____ Input rows

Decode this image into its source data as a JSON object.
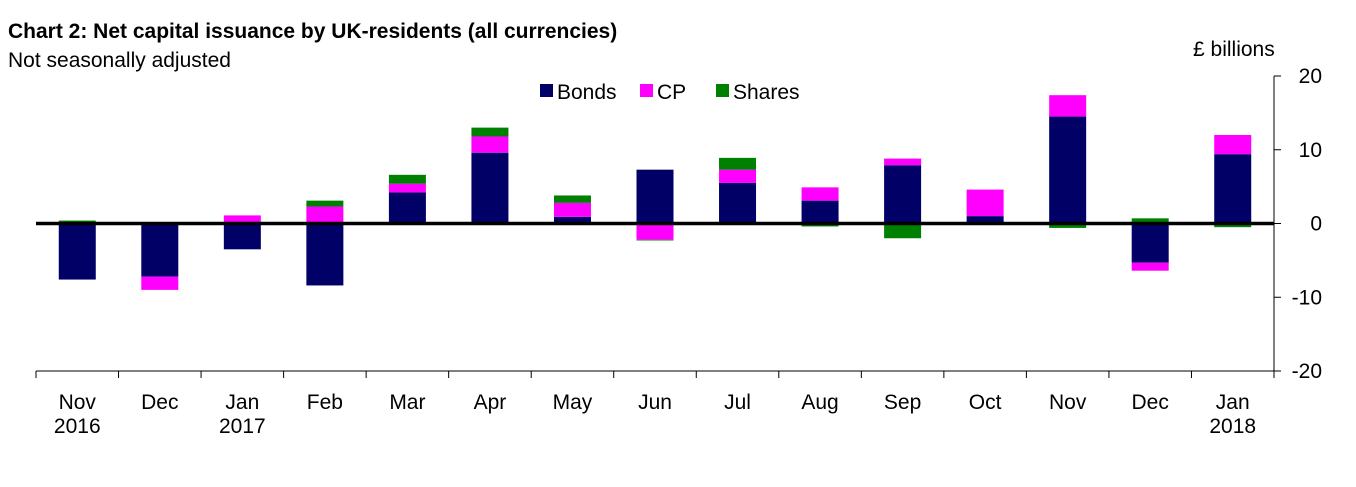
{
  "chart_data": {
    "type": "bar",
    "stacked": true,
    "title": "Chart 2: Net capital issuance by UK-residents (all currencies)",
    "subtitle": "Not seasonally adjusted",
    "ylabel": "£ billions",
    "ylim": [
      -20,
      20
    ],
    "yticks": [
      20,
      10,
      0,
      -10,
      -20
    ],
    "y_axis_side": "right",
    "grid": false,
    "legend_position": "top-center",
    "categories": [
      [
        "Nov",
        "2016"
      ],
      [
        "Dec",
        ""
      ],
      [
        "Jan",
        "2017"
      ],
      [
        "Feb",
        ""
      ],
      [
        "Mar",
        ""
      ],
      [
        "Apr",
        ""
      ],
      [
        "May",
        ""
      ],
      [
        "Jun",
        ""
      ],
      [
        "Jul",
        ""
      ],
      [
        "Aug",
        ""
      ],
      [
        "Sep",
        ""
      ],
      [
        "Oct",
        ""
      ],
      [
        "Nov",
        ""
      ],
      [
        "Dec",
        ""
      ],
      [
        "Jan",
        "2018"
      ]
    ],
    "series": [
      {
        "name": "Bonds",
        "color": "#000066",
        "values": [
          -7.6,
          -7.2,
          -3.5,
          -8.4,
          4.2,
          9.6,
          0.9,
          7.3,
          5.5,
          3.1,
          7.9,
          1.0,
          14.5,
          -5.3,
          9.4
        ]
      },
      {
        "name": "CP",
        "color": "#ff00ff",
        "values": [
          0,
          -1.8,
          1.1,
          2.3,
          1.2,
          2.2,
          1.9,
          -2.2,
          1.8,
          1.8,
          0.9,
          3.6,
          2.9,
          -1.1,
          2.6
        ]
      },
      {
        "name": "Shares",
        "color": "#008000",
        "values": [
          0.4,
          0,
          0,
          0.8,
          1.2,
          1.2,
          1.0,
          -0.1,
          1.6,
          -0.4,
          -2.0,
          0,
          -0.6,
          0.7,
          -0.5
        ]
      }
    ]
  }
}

________
____ Input rows

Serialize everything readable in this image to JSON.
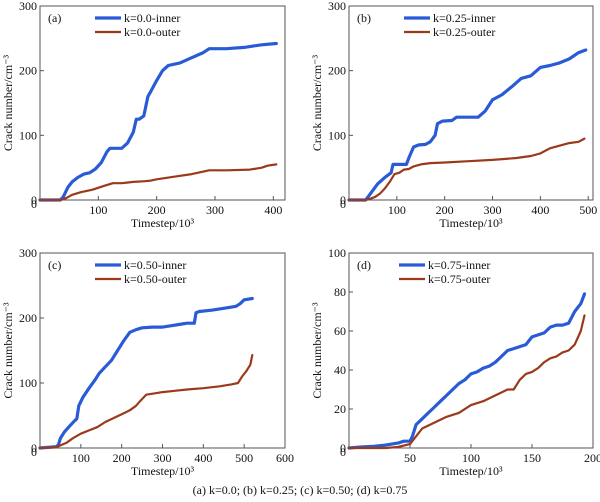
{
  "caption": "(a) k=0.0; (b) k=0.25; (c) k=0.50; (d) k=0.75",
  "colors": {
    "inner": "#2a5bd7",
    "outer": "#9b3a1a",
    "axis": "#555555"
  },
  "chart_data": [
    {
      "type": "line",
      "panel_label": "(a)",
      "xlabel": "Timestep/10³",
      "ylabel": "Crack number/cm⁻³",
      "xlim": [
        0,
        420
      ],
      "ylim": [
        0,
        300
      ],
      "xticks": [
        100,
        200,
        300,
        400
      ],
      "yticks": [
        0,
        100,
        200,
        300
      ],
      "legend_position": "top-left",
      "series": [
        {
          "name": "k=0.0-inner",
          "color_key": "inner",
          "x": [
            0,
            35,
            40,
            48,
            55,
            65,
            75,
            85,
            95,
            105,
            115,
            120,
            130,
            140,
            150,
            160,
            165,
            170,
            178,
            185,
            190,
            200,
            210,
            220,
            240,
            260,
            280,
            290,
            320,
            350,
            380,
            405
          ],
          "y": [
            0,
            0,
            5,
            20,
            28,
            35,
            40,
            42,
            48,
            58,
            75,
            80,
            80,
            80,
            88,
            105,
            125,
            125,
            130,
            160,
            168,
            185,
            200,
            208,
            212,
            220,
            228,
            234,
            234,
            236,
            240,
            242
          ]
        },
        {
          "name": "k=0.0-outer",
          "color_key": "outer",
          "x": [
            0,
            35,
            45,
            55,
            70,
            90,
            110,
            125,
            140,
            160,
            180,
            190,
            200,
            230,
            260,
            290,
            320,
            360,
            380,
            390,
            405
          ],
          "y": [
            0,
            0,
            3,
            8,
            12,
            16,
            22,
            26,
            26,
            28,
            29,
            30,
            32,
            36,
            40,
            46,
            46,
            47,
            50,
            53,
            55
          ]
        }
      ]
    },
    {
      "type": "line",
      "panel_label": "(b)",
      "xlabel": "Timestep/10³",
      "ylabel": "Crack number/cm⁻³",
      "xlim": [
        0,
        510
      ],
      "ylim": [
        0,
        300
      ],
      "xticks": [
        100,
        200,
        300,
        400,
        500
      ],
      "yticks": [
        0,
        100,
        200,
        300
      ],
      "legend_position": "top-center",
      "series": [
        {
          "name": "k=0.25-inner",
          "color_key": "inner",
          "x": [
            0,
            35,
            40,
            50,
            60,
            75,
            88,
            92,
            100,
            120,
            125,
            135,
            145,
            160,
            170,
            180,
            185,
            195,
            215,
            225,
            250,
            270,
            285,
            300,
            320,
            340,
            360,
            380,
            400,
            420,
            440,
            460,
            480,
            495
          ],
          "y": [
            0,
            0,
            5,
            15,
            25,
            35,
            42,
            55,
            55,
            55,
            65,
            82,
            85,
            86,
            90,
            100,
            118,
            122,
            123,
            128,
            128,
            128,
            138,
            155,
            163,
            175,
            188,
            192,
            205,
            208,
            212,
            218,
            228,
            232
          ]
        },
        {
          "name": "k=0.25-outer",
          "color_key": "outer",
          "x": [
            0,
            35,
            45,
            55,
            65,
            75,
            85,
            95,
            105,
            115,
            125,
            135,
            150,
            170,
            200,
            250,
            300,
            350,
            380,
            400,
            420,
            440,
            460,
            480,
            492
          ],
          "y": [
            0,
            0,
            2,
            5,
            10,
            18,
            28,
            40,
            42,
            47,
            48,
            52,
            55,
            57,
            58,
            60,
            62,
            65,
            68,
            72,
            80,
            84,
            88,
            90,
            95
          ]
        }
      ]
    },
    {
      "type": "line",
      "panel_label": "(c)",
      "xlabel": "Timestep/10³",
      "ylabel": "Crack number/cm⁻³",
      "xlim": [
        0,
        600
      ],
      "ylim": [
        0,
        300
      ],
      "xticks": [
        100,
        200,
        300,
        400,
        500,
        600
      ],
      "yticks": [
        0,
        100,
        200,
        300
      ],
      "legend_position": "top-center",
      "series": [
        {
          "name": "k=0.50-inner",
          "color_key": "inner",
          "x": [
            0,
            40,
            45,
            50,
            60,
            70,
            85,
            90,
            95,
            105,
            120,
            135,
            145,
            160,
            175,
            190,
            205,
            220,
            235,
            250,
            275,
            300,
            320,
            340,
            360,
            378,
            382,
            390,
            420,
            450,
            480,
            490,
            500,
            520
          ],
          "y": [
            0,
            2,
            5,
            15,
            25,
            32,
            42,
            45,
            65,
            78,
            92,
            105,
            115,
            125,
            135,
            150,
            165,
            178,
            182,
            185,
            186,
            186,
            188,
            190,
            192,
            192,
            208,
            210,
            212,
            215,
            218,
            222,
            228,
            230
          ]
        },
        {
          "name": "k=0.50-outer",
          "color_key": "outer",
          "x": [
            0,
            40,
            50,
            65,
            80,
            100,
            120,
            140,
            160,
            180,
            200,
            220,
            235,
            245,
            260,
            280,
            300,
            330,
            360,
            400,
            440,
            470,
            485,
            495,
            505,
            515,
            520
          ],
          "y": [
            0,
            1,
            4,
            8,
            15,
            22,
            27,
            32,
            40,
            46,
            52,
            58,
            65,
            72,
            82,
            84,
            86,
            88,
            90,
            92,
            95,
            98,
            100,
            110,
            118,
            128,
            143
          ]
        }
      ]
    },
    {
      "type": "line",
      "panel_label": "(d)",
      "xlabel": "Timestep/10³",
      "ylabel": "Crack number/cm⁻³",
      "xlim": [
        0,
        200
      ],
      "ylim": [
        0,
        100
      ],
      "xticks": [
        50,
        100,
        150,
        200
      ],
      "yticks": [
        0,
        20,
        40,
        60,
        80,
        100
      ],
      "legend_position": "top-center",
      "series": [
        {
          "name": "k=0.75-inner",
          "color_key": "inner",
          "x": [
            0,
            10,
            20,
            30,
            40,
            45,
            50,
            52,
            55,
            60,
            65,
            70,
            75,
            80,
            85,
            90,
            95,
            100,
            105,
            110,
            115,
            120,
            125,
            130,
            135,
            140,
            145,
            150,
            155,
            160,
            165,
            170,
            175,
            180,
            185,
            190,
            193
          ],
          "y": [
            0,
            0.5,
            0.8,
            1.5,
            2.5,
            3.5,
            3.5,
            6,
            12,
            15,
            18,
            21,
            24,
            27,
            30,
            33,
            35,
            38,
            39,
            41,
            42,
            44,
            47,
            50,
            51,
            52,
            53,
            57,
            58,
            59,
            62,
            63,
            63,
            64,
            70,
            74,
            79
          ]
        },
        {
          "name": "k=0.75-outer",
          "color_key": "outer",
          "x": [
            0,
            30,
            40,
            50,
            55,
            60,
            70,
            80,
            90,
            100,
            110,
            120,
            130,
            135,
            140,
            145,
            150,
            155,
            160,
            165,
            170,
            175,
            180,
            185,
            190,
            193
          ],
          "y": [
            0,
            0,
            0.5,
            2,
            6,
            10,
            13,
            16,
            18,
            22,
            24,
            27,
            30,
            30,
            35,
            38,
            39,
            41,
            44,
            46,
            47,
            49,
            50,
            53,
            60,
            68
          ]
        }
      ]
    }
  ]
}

________

Do this - State only how many lines in the material include "name".

Result of this task - 11